▸ SHORT PROBLEM: Which lines hold the word "then"? Copy each one.

▸ PROVIDED INFORMATION:
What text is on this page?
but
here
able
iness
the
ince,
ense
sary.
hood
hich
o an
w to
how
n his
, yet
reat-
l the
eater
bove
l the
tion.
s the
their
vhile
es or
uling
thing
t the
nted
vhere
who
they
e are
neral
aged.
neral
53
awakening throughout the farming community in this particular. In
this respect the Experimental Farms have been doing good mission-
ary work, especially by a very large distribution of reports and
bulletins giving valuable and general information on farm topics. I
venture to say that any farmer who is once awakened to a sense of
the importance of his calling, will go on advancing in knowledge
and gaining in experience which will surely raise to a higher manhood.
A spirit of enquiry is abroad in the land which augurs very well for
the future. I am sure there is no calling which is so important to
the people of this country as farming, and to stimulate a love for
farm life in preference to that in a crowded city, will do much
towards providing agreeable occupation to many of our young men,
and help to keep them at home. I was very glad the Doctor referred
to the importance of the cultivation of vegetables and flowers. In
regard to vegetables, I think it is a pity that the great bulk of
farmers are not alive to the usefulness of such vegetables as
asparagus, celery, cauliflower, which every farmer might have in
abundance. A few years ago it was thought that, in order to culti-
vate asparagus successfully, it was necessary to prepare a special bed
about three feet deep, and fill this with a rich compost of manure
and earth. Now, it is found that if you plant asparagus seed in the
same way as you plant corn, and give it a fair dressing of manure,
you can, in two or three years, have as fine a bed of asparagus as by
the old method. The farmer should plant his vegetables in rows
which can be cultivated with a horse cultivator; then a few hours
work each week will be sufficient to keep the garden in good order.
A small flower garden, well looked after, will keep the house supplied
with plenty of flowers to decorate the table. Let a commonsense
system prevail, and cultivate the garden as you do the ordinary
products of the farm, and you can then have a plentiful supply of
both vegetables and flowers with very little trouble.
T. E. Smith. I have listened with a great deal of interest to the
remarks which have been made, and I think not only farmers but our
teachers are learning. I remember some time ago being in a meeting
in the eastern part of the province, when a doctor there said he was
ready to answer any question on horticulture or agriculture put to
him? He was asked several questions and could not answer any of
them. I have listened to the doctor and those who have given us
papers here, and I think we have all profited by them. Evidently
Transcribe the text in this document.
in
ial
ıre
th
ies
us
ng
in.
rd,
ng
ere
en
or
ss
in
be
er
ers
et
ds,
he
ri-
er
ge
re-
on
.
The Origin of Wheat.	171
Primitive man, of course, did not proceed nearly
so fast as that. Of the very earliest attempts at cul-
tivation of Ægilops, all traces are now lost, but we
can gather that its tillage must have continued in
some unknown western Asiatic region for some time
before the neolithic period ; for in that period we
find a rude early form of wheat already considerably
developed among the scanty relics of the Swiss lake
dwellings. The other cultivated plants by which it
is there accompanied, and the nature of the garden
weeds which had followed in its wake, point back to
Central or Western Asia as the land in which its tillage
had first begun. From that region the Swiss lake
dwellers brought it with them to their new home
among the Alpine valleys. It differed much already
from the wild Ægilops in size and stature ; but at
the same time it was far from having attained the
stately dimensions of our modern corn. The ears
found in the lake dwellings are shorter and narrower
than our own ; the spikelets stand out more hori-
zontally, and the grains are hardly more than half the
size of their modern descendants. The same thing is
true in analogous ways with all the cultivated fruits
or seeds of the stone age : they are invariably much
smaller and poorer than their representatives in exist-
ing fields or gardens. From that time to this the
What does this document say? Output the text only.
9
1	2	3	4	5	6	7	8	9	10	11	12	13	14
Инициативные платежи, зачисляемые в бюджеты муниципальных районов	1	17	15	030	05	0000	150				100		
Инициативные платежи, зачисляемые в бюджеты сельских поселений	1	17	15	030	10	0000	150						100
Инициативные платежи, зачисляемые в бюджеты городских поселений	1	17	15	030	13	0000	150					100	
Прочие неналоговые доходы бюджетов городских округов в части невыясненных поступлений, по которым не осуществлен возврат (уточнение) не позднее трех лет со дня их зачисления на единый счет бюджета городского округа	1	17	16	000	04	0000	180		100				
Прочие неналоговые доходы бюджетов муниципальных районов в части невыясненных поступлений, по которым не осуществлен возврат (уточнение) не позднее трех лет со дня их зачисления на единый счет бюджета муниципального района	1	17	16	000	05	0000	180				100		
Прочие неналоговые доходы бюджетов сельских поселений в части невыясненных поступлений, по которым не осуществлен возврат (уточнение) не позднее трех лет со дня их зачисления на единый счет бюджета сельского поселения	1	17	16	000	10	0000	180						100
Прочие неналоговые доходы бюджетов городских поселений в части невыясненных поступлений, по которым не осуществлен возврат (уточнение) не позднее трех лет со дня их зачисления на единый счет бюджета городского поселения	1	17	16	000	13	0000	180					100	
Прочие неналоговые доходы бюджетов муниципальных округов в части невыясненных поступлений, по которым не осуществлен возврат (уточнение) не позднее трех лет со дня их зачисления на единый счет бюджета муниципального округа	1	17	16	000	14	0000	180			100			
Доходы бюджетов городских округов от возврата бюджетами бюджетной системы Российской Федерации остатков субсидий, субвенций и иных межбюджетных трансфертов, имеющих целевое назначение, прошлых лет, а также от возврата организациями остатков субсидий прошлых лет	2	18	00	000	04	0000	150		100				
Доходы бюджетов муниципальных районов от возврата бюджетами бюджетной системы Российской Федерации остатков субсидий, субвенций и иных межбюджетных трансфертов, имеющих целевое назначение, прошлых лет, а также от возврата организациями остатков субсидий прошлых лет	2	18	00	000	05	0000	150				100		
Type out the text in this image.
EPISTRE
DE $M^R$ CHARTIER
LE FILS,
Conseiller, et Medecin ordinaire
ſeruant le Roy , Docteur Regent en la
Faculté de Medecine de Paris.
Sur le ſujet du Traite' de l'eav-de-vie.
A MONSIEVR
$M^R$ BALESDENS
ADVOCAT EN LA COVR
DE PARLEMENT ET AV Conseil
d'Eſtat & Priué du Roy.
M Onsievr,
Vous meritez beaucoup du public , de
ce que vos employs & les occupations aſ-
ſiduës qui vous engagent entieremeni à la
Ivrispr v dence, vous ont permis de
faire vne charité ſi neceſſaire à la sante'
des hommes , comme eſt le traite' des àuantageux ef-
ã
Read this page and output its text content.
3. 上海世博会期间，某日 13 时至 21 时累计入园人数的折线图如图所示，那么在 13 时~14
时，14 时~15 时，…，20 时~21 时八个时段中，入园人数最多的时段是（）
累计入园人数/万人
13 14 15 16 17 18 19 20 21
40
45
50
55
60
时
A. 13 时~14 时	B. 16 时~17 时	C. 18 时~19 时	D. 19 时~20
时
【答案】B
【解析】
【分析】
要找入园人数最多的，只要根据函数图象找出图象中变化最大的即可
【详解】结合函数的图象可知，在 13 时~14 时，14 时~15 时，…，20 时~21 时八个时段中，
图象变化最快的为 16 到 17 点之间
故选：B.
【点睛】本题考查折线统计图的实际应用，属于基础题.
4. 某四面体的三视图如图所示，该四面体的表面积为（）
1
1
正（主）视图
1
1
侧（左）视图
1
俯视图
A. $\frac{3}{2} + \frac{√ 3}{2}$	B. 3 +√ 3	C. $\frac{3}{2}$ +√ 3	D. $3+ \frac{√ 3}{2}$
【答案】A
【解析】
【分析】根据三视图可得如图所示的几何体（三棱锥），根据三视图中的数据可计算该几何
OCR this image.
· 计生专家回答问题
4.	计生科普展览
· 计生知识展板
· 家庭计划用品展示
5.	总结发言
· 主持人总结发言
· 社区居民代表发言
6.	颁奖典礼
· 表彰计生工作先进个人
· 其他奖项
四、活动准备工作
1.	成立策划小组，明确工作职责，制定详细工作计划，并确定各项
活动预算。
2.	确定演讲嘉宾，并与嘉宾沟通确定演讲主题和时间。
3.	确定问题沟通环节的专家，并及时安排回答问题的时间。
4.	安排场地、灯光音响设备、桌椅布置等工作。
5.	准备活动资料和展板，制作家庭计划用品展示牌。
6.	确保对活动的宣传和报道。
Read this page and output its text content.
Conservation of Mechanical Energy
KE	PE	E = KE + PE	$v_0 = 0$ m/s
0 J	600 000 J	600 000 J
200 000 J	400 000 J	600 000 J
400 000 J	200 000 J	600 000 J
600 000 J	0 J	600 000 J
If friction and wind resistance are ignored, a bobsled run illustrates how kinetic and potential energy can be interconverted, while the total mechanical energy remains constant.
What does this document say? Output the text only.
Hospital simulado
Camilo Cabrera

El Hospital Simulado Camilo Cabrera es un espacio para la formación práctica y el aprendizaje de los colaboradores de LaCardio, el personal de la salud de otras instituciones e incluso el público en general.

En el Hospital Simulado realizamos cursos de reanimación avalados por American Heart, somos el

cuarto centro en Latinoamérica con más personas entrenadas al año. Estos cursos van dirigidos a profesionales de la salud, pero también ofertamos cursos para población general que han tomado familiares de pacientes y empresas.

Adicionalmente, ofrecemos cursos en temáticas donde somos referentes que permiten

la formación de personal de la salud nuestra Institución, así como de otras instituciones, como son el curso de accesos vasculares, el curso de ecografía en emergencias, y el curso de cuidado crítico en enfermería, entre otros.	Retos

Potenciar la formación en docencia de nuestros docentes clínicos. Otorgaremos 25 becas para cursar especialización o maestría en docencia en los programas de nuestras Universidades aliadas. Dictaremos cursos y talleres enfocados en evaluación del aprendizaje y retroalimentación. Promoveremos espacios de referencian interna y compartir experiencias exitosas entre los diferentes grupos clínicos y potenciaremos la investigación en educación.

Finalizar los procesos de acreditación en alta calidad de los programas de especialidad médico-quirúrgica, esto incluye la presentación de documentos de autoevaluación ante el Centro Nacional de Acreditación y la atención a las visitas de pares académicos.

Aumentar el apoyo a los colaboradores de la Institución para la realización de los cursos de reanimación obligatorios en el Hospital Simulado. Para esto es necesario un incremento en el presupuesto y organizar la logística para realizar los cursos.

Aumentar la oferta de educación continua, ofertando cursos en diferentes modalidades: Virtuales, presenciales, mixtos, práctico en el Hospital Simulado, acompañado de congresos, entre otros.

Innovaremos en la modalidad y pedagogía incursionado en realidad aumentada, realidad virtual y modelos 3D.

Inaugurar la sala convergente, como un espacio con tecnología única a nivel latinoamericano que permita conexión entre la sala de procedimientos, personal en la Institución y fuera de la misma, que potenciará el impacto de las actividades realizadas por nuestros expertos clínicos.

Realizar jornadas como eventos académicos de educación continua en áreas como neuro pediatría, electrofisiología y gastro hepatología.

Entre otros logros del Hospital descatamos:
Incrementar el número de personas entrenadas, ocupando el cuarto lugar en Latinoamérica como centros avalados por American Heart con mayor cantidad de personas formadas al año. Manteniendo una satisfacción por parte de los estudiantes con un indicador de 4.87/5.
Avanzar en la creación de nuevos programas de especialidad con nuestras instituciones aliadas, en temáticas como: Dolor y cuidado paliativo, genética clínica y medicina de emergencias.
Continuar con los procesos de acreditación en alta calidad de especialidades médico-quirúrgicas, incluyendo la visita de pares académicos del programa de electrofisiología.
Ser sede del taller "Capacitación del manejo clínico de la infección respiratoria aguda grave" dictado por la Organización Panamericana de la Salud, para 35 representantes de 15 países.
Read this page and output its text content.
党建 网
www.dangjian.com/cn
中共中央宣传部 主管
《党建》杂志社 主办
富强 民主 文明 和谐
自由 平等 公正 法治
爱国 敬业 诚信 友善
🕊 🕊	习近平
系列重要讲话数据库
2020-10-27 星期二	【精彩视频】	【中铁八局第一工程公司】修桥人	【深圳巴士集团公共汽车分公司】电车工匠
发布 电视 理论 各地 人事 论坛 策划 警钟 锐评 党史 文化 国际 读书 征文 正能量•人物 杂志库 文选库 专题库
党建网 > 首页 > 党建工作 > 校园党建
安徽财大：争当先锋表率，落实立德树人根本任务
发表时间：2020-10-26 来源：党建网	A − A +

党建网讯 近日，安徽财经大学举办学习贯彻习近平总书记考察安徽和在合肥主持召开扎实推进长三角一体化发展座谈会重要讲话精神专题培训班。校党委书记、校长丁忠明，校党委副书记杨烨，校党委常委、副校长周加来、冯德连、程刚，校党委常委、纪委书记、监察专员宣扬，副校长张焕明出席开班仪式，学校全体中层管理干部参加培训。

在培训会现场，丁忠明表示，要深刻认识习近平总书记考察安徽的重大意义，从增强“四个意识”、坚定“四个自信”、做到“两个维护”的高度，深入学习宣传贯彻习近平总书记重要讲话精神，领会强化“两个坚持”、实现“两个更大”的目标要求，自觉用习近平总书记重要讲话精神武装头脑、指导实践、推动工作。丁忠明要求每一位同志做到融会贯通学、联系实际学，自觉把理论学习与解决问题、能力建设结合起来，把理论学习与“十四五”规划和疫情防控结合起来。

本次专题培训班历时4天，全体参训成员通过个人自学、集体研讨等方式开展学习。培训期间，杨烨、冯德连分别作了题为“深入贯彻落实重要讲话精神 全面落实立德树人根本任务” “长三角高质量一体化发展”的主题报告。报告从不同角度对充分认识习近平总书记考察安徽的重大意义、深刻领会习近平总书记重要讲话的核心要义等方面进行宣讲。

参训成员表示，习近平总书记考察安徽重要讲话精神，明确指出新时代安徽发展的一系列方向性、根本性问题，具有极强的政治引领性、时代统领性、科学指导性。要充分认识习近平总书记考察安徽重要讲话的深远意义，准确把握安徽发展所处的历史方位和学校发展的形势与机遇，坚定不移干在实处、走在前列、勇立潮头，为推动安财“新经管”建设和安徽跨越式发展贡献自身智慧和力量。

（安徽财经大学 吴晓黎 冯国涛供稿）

▸ FINISHED ANSWER:
which can be cultivated with a horse cultivator; then a few hours
products of the farm, and you can then have a plentiful supply of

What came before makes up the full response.